Objetivo 1 :: Expresse como tabela Markdown, com as colunas Número e Linha da listagem, a parte da listagem que se inicia na linha que contém "country-name: Malaysia bbox=[512, 405, 556, 417]" e se encerra na linha que contém "column-header-bronze: Bronze bbox=[759, 208, 1005, 242]", ambas incluídas. Numere cada linha e omita as linhas em branco.

Trecho fornecido ::
#  > Geral >  > Segurança >  >  Especialista em seguranca de rede, e um mercado promissor ??
Gostaria da opniao de voces sobre esse tema, se o mercado remunera bem um profissional da area de seguranca de rede, e se por isso vale apena investir tempo e dinheiro??? :?:

----------


## pitanga

É um mercado que está crescendo muito.

Só que deves ter o seguinte perfil:

1) Possuir formações nas áreas de Business e Tecnologia;
2) Ser um estrategista nato;
3) Profundo conhecedor de tecnologias de rede, Lan e Wan;
4) Profundo conhecimento em Sistemas Operacionais;
5) Bom conhecimento em programação;
6) Saber falar a língua do empresário (análise de riscos, contigência, relação custo/benefício, ROI, etc...);
7) Conhecer bem a ISO/IEC NBR 17799;
8) Possuir bastante experiência antes de se envolver, para não ser responsabilizado pela nova lei de Responsabilidade Civil.
9) Conhecer bem as leis que tratam de crimes digitais.
10) Possuir um bom perfil para atuar como Engenheiro Social, assim coletarás informações super importantes para criação da política de segurança.
11) Aprender a efetuar Pen-Test (Penetration Test)
12) Saber recomendar e de preferência saber implementar os mecanismos de segurança lógica e fisíca.
13) Muito mais coisas,.... ;-)

Tá dado o recado

[]´s

Marcos Pitanga

----------

Meu Deus, sera que um simples mortal como eu, algum dia vai ter todos esses conhecimentos, formulando melhor a pergunta, como devo fazer para ter todos esses conhecimentos?????? :?:

----------


## Super_Diaulas

amigo........faça como eu.....estude.........
quem sabe conseguimos.........leia tudo o que puder

----------


## mistymst

Cursos, Livros, Certificacoes, Internet, Artigos, etc etc etc

Voce vai penar um pouco para conseguir, se voce ta querendo conseguir tudo isso em um ano ta cruel, essas coisas vem com o tempo, nao tem como voce abstrair tudo de uma vez so, voce pode ate estudar, agora aprender de fato mesmo nao, voce tem que mecher tambem para fixar melhor entre outras coisas mais.


Mas o caminho das pedras e porai... eu ja to me caminhando nele mas eh complicado nego, alias a vida nao eh facil.

----------

Eu tenho um rede com dois micros, sera que com isso vou conseguir testar a minha rede?

Dados fornecidos ::
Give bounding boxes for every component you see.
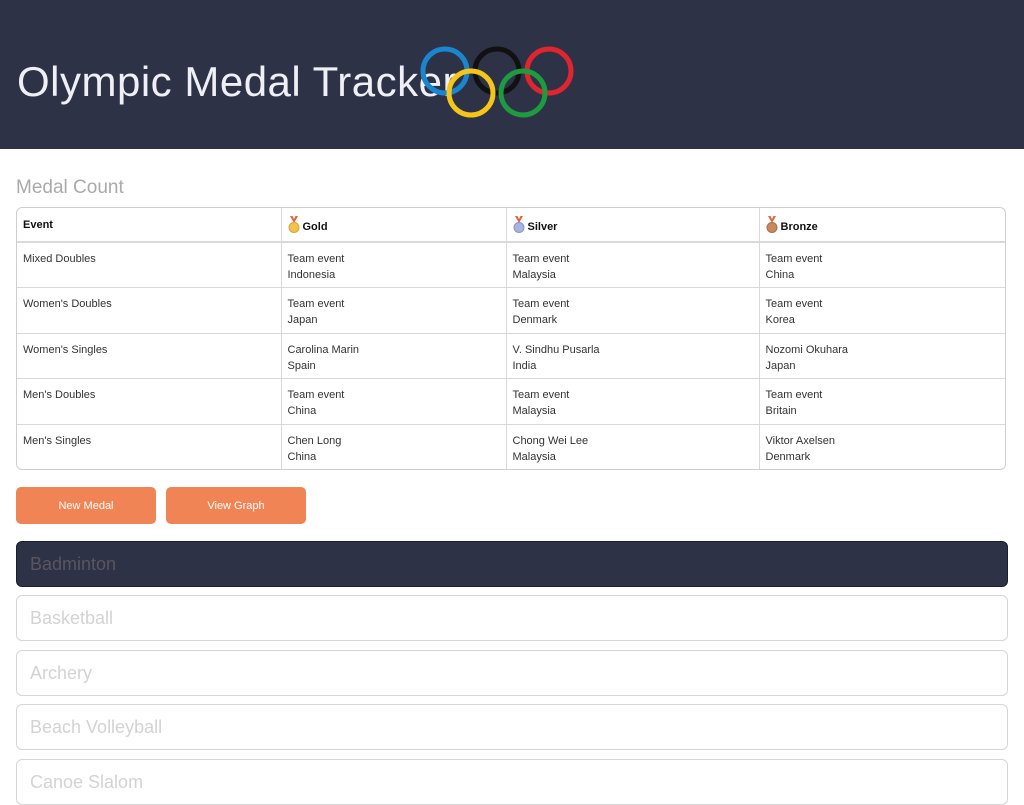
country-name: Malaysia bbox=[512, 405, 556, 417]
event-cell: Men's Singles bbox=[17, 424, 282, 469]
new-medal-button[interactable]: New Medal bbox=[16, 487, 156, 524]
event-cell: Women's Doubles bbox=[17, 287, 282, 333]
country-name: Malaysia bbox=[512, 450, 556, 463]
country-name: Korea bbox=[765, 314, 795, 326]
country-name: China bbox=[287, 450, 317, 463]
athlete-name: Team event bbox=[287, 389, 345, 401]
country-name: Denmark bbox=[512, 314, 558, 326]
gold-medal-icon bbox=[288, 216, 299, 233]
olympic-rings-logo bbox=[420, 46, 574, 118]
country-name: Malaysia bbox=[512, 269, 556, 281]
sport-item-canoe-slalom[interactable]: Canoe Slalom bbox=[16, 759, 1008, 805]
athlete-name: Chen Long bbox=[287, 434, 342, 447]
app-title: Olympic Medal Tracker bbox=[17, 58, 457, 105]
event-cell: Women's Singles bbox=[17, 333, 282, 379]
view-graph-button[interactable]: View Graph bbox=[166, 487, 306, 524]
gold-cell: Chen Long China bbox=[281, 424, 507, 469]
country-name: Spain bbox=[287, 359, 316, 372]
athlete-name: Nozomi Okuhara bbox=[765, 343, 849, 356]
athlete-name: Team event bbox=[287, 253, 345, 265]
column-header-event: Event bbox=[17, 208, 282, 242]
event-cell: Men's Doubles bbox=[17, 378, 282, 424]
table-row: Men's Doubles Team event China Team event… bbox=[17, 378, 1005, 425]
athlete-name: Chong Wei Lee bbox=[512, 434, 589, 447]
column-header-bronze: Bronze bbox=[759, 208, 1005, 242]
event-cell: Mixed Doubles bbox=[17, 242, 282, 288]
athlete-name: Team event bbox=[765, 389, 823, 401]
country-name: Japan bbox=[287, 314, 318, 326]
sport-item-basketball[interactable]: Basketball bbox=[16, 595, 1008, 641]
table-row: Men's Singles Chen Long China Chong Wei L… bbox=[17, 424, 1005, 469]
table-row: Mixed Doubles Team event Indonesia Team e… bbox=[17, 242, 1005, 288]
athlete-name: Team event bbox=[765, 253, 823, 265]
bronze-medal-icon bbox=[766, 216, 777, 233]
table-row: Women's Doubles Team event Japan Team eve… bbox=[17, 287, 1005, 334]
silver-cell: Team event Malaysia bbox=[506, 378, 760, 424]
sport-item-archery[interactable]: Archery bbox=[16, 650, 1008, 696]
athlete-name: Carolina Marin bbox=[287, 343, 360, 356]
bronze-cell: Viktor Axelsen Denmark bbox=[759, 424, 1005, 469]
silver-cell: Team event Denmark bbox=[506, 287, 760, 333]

Objetivo 2 ::
Indique se cada afirmação abaixo está de acordo com o trecho fornecido, respondendo sim ou não e citando literalmente as palavras decisivas do trecho.
(a) Entre os requisitos enumerados por pitanga, consta conhecer bem a ISO/IEC NBR 17799.
(b) mistymst considera viável adquirir todos esses conhecimentos em um ano.
(c) Na última mensagem, o autor afirma possuir uma rede com três micros.

Solução 1 ::
| Número | Linha da listagem |
|---|---|
| 1 | country-name: Malaysia bbox=[512, 405, 556, 417] |
| 2 | event-cell: Men's Singles bbox=[17, 424, 282, 469] |
| 3 | new-medal-button[interactable]: New Medal bbox=[16, 487, 156, 524] |
| 4 | event-cell: Women's Doubles bbox=[17, 287, 282, 333] |
| 5 | country-name: Malaysia bbox=[512, 450, 556, 463] |
| 6 | country-name: Korea bbox=[765, 314, 795, 326] |
| 7 | country-name: China bbox=[287, 450, 317, 463] |
| 8 | athlete-name: Team event bbox=[287, 389, 345, 401] |
| 9 | country-name: Denmark bbox=[512, 314, 558, 326] |
| 10 | gold-medal-icon bbox=[288, 216, 299, 233] |
| 11 | olympic-rings-logo bbox=[420, 46, 574, 118] |
| 12 | country-name: Malaysia bbox=[512, 269, 556, 281] |
| 13 | sport-item-canoe-slalom[interactable]: Canoe Slalom bbox=[16, 759, 1008, 805] |
| 14 | athlete-name: Chen Long bbox=[287, 434, 342, 447] |
| 15 | app-title: Olympic Medal Tracker bbox=[17, 58, 457, 105] |
| 16 | event-cell: Women's Singles bbox=[17, 333, 282, 379] |
| 17 | view-graph-button[interactable]: View Graph bbox=[166, 487, 306, 524] |
| 18 | gold-cell: Chen Long China bbox=[281, 424, 507, 469] |
| 19 | country-name: Spain bbox=[287, 359, 316, 372] |
| 20 | athlete-name: Nozomi Okuhara bbox=[765, 343, 849, 356] |
| 21 | athlete-name: Team event bbox=[287, 253, 345, 265] |
| 22 | column-header-event: Event bbox=[17, 208, 282, 242] |
| 23 | event-cell: Men's Doubles bbox=[17, 378, 282, 424] |
| 24 | table-row: Men's Doubles Team event China Team event… bbox=[17, 378, 1005, 425] |
| 25 | athlete-name: Chong Wei Lee bbox=[512, 434, 589, 447] |
| 26 | column-header-bronze: Bronze bbox=[759, 208, 1005, 242] |

Solução 2 ::
(a) Sim: "7) Conhecer bem a ISO/IEC NBR 17799;"
(b) Não: "se voce ta querendo conseguir tudo isso em um ano ta cruel"
(c) Não: "Eu tenho um rede com dois micros"